Data for this exercise start
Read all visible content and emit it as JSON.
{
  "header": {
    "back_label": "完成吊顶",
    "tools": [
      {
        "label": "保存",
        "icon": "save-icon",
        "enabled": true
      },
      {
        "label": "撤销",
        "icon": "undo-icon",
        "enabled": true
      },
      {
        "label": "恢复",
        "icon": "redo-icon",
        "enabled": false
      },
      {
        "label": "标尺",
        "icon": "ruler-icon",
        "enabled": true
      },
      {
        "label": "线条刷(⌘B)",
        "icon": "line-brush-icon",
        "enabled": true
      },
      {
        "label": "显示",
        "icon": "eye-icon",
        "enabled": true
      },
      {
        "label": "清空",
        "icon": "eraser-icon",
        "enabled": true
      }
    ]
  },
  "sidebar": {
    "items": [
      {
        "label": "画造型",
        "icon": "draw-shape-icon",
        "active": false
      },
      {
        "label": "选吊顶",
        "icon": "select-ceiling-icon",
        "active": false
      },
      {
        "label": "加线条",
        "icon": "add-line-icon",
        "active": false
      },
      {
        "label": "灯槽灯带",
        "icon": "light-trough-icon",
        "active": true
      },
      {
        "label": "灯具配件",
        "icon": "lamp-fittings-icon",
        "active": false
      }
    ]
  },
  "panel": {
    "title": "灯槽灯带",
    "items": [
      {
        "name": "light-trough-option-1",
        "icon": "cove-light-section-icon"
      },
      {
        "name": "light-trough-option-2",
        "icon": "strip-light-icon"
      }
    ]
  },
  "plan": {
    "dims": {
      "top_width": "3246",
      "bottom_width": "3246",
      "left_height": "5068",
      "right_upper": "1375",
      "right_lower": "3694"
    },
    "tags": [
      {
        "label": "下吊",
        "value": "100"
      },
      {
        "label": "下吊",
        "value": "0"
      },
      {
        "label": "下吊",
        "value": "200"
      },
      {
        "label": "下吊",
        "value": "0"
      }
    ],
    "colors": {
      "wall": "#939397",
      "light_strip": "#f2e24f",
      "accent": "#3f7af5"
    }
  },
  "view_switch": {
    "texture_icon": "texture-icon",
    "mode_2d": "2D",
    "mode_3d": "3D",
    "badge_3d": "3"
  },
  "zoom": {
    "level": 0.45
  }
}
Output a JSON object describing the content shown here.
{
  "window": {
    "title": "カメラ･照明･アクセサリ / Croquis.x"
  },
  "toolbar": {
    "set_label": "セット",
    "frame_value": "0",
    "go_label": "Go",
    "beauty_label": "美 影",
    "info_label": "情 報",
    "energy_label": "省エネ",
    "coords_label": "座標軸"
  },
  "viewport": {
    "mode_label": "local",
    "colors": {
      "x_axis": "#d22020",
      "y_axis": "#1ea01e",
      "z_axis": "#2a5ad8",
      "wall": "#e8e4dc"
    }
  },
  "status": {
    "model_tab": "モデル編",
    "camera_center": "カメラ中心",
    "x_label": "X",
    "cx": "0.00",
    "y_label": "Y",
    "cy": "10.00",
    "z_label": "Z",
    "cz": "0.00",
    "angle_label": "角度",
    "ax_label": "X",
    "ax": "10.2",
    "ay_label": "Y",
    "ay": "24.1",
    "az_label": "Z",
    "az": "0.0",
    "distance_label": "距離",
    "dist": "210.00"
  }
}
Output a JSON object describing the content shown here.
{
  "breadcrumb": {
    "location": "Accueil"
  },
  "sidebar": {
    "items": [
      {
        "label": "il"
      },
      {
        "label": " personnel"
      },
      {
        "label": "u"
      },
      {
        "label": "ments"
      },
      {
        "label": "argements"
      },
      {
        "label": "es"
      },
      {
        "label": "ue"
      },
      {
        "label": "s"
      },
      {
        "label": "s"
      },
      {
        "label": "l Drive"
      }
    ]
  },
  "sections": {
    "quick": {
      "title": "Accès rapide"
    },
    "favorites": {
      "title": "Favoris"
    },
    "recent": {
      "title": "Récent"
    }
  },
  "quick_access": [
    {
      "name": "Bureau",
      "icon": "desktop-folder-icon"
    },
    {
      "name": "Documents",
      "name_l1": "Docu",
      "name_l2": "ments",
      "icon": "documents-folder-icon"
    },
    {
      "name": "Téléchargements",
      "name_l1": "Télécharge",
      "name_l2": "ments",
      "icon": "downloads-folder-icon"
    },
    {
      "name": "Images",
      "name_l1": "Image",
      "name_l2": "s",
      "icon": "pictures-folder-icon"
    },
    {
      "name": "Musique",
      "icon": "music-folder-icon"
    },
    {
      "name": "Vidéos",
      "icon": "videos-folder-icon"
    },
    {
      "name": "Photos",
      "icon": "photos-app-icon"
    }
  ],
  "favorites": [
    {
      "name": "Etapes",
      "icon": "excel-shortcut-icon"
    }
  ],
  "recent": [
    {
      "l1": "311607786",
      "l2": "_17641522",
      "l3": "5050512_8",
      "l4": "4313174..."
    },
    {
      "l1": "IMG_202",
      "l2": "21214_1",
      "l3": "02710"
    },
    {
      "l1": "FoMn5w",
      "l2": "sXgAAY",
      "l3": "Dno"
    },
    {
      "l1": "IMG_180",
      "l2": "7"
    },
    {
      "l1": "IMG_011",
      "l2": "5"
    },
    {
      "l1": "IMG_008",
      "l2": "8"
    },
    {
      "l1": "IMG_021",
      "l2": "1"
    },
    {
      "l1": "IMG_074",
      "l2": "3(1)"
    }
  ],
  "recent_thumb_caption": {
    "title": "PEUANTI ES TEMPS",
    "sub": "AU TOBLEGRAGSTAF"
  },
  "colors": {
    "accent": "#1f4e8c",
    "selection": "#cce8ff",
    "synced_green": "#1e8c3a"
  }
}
Data for this exercise end
Task statement
The lines above should be duplicated exactly.

Final result
Read all visible content and emit it as JSON.
{
  "header": {
    "back_label": "完成吊顶",
    "tools": [
      {
        "label": "保存",
        "icon": "save-icon",
        "enabled": true
      },
      {
        "label": "撤销",
        "icon": "undo-icon",
        "enabled": true
      },
      {
        "label": "恢复",
        "icon": "redo-icon",
        "enabled": false
      },
      {
        "label": "标尺",
        "icon": "ruler-icon",
        "enabled": true
      },
      {
        "label": "线条刷(⌘B)",
        "icon": "line-brush-icon",
        "enabled": true
      },
      {
        "label": "显示",
        "icon": "eye-icon",
        "enabled": true
      },
      {
        "label": "清空",
        "icon": "eraser-icon",
        "enabled": true
      }
    ]
  },
  "sidebar": {
    "items": [
      {
        "label": "画造型",
        "icon": "draw-shape-icon",
        "active": false
      },
      {
        "label": "选吊顶",
        "icon": "select-ceiling-icon",
        "active": false
      },
      {
        "label": "加线条",
        "icon": "add-line-icon",
        "active": false
      },
      {
        "label": "灯槽灯带",
        "icon": "light-trough-icon",
        "active": true
      },
      {
        "label": "灯具配件",
        "icon": "lamp-fittings-icon",
        "active": false
      }
    ]
  },
  "panel": {
    "title": "灯槽灯带",
    "items": [
      {
        "name": "light-trough-option-1",
        "icon": "cove-light-section-icon"
      },
      {
        "name": "light-trough-option-2",
        "icon": "strip-light-icon"
      }
    ]
  },
  "plan": {
    "dims": {
      "top_width": "3246",
      "bottom_width": "3246",
      "left_height": "5068",
      "right_upper": "1375",
      "right_lower": "3694"
    },
    "tags": [
      {
        "label": "下吊",
        "value": "100"
      },
      {
        "label": "下吊",
        "value": "0"
      },
      {
        "label": "下吊",
        "value": "200"
      },
      {
        "label": "下吊",
        "value": "0"
      }
    ],
    "colors": {
      "wall": "#939397",
      "light_strip": "#f2e24f",
      "accent": "#3f7af5"
    }
  },
  "view_switch": {
    "texture_icon": "texture-icon",
    "mode_2d": "2D",
    "mode_3d": "3D",
    "badge_3d": "3"
  },
  "zoom": {
    "level": 0.45
  }
}
Output a JSON object describing the content shown here.
{
  "window": {
    "title": "カメラ･照明･アクセサリ / Croquis.x"
  },
  "toolbar": {
    "set_label": "セット",
    "frame_value": "0",
    "go_label": "Go",
    "beauty_label": "美 影",
    "info_label": "情 報",
    "energy_label": "省エネ",
    "coords_label": "座標軸"
  },
  "viewport": {
    "mode_label": "local",
    "colors": {
      "x_axis": "#d22020",
      "y_axis": "#1ea01e",
      "z_axis": "#2a5ad8",
      "wall": "#e8e4dc"
    }
  },
  "status": {
    "model_tab": "モデル編",
    "camera_center": "カメラ中心",
    "x_label": "X",
    "cx": "0.00",
    "y_label": "Y",
    "cy": "10.00",
    "z_label": "Z",
    "cz": "0.00",
    "angle_label": "角度",
    "ax_label": "X",
    "ax": "10.2",
    "ay_label": "Y",
    "ay": "24.1",
    "az_label": "Z",
    "az": "0.0",
    "distance_label": "距離",
    "dist": "210.00"
  }
}
Output a JSON object describing the content shown here.
{
  "breadcrumb": {
    "location": "Accueil"
  },
  "sidebar": {
    "items": [
      {
        "label": "il"
      },
      {
        "label": " personnel"
      },
      {
        "label": "u"
      },
      {
        "label": "ments"
      },
      {
        "label": "argements"
      },
      {
        "label": "es"
      },
      {
        "label": "ue"
      },
      {
        "label": "s"
      },
      {
        "label": "s"
      },
      {
        "label": "l Drive"
      }
    ]
  },
  "sections": {
    "quick": {
      "title": "Accès rapide"
    },
    "favorites": {
      "title": "Favoris"
    },
    "recent": {
      "title": "Récent"
    }
  },
  "quick_access": [
    {
      "name": "Bureau",
      "icon": "desktop-folder-icon"
    },
    {
      "name": "Documents",
      "name_l1": "Docu",
      "name_l2": "ments",
      "icon": "documents-folder-icon"
    },
    {
      "name": "Téléchargements",
      "name_l1": "Télécharge",
      "name_l2": "ments",
      "icon": "downloads-folder-icon"
    },
    {
      "name": "Images",
      "name_l1": "Image",
      "name_l2": "s",
      "icon": "pictures-folder-icon"
    },
    {
      "name": "Musique",
      "icon": "music-folder-icon"
    },
    {
      "name": "Vidéos",
      "icon": "videos-folder-icon"
    },
    {
      "name": "Photos",
      "icon": "photos-app-icon"
    }
  ],
  "favorites": [
    {
      "name": "Etapes",
      "icon": "excel-shortcut-icon"
    }
  ],
  "recent": [
    {
      "l1": "311607786",
      "l2": "_17641522",
      "l3": "5050512_8",
      "l4": "4313174..."
    },
    {
      "l1": "IMG_202",
      "l2": "21214_1",
      "l3": "02710"
    },
    {
      "l1": "FoMn5w",
      "l2": "sXgAAY",
      "l3": "Dno"
    },
    {
      "l1": "IMG_180",
      "l2": "7"
    },
    {
      "l1": "IMG_011",
      "l2": "5"
    },
    {
      "l1": "IMG_008",
      "l2": "8"
    },
    {
      "l1": "IMG_021",
      "l2": "1"
    },
    {
      "l1": "IMG_074",
      "l2": "3(1)"
    }
  ],
  "recent_thumb_caption": {
    "title": "PEUANTI ES TEMPS",
    "sub": "AU TOBLEGRAGSTAF"
  },
  "colors": {
    "accent": "#1f4e8c",
    "selection": "#cce8ff",
    "synced_green": "#1e8c3a"
  }
}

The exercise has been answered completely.